There will be 109 events across 15 winter sports disciplines.
KEY ATHLETES AND EVENTS
All eyes will be on Mikaela Shiffrin as she bids to add to her Olympic titles from Sochi (slalom) and Pyeongchang (giant slalom). The American is expected to star in the women’s giant slalom (Feb 7), slalom (Feb 9), Super-G (Feb 11), downhill (Feb 15) and combined (Feb 19).
Shiffrin will face stiff competition from the likes of Petra Vlhova, Alice Robinson, Sofia Goggia and Marta Bassino, while snowboard-ski double-act Ester Ledecka will be eyeing a sensational repeat of her historic cross-code double in Pyeongchang – the snowboard parallel giant slalom (Feb 8) and Super-G.
Mikaela Shiffrin of USA in action during the Audi FIS Alpine Ski World Cup Women's Slalom on March 20, 2021 in Lenzerheide
Image credit: Getty Images
In the men’s alpine skiing, Beat Feuz will be looking to add a gold medal to his silver and bronze from Pyeongchang. His best hopes will likely come in the downhill (Feb 6). Alexis Pinturault will be fancied in the giant slalom (Feb 13) and combined (Feb 10). Dave Ryding will harbour outside hopes of a medal in the slalom - on Feb 16 - after claiming a stunning win in the Kitzbuhel slalom just two weeks out from the Games.

Task instructions:
**A.** Quote the part of the Winter Games preview that opens with the words containing "There will be" and closes with "8) and Super-G.".
**B.** Answer these questions from the Winter Games preview:
(i) How many events are there, and across how many winter sports disciplines?
(ii) On what date is the women's slalom?
(iii) Where did Dave Ryding win a slalom two weeks before the Games?
**C.** Proceed with the Winter Games preview from the point where it stops.
The listing comes from a separate source.

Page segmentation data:
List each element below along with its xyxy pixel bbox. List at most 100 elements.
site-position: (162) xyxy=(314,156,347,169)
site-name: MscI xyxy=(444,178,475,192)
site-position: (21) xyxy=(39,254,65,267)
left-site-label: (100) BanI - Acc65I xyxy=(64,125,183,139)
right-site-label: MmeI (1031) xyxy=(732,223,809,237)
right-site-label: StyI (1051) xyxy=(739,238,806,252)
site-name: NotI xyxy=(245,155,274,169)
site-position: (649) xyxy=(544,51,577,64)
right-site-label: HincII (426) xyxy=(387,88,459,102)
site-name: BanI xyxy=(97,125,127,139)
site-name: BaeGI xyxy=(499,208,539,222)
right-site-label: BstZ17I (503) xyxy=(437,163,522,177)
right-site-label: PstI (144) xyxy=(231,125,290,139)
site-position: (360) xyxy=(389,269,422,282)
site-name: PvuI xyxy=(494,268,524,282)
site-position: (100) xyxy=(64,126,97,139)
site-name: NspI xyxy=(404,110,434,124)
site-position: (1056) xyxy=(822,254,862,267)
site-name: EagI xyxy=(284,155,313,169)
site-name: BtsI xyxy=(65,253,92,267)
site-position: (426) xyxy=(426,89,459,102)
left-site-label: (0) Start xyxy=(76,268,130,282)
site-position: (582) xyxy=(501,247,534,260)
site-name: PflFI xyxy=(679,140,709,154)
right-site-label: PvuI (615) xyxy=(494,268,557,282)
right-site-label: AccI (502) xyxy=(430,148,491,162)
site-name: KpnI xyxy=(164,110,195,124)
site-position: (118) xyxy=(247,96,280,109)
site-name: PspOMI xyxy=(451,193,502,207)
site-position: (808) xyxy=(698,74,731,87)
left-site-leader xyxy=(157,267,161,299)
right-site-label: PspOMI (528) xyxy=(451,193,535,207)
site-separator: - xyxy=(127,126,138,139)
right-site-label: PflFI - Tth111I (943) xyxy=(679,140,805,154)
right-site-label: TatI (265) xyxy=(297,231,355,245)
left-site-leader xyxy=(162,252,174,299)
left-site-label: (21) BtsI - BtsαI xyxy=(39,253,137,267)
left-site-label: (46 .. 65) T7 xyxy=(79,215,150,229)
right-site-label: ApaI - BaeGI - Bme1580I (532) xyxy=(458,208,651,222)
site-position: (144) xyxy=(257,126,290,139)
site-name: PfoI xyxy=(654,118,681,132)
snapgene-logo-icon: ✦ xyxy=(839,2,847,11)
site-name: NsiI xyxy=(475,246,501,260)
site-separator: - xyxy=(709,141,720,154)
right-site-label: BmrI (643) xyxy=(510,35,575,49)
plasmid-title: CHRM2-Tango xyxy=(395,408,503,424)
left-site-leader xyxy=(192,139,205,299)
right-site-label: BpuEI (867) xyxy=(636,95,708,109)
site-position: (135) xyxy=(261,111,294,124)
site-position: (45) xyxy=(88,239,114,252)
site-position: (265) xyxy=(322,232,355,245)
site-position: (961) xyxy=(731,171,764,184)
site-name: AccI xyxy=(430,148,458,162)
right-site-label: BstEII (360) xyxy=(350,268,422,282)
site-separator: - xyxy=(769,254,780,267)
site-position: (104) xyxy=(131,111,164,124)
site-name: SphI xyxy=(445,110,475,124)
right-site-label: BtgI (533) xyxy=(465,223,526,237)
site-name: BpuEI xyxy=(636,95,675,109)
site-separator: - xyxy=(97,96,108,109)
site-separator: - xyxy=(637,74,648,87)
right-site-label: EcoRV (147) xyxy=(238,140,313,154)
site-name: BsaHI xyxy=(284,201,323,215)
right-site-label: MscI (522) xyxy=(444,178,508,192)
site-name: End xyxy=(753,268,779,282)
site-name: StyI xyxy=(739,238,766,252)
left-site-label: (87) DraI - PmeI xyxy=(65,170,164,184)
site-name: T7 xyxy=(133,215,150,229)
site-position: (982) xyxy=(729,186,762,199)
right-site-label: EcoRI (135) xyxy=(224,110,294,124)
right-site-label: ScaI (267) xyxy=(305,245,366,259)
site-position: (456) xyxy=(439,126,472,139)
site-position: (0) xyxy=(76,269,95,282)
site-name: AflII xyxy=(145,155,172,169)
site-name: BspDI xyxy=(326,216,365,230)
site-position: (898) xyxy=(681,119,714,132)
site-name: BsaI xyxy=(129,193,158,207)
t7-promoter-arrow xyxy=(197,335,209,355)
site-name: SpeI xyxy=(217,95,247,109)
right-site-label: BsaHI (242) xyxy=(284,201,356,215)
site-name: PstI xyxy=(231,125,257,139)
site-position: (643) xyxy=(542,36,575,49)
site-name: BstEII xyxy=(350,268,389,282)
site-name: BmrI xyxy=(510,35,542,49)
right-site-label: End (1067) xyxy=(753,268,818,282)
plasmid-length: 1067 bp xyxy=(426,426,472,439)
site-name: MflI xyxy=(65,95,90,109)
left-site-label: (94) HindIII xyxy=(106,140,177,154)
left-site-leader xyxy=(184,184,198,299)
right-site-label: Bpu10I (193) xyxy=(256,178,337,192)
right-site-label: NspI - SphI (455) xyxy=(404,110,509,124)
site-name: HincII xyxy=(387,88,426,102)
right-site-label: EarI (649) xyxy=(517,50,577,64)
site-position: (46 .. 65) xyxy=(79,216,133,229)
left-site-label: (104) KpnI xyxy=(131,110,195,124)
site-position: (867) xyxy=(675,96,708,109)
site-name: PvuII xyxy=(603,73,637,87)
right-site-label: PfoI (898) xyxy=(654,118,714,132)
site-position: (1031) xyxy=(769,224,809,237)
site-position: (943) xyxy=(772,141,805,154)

Answers to the exercise:
**A.**
There will be 109 events across 15 winter sports disciplines.
KEY ATHLETES AND EVENTS
All eyes will be on Mikaela Shiffrin as she bids to add to her Olympic titles from Sochi (slalom) and Pyeongchang (giant slalom). The American is expected to star in the women’s giant slalom (Feb 7), slalom (Feb 9), Super-G (Feb 11), downhill (Feb 15) and combined (Feb 19).
Shiffrin will face stiff competition from the likes of Petra Vlhova, Alice Robinson, Sofia Goggia and Marta Bassino, while snowboard-ski double-act Ester Ledecka will be eyeing a sensational repeat of her historic cross-code double in Pyeongchang – the snowboard parallel giant slalom (Feb 8) and Super-G.

**B.**
(i) 109 events across 15 winter sports disciplines.
(ii) Feb 9.
(iii) Kitzbuhel.

**C.**
Team GB may not be as competitive as they are in the summer Games, but one event they have a vice-like grip on is the skeleton. Britain have won a medal at all seven Olympics it has been a part of, with Lizzie Yarnold winning the women’s title at the last two editions. Yarnold has since retired, paving the way for Pyeongchang bronze medallist Laura Deas to become Team GB's headline act. Can she win the women’s title on Feb 12?
While Elise Christie has now retired from short-track speed skating after a tough couple of years saw her miss out on selection for Beijing, Team GB do have a couple of prominent medal hopes. Curlers Bruce Mouat and Jen Dodds will hope to help their European Championship winning rinks to further success, but the pair's best chance of gold might be in the mixed doubles, in which they enter Beijing 2022 as the reigning world champions. The National Aquatics Centre will be one of the busiest venues: there is curling competition on every day through the Games (Feb 2 to Feb 20), with the medal matches in the mixed doubles on Feb 8.
Another British athlete to watch is Charlotte Bankes, the women's snowboard cross world champion. Can Bankes, who represented France at the last two Winter Olympics, replicate that world-topping performance in Sweden at her first Olympics under the British flag on Feb 9?
Norway’s Tiril Eckhoff is set to be the headline act in the women’s biathlon events, having medalled in all six events at the 2021 world championships, including four golds. The biathlon events run from Feb 5 to Feb 19.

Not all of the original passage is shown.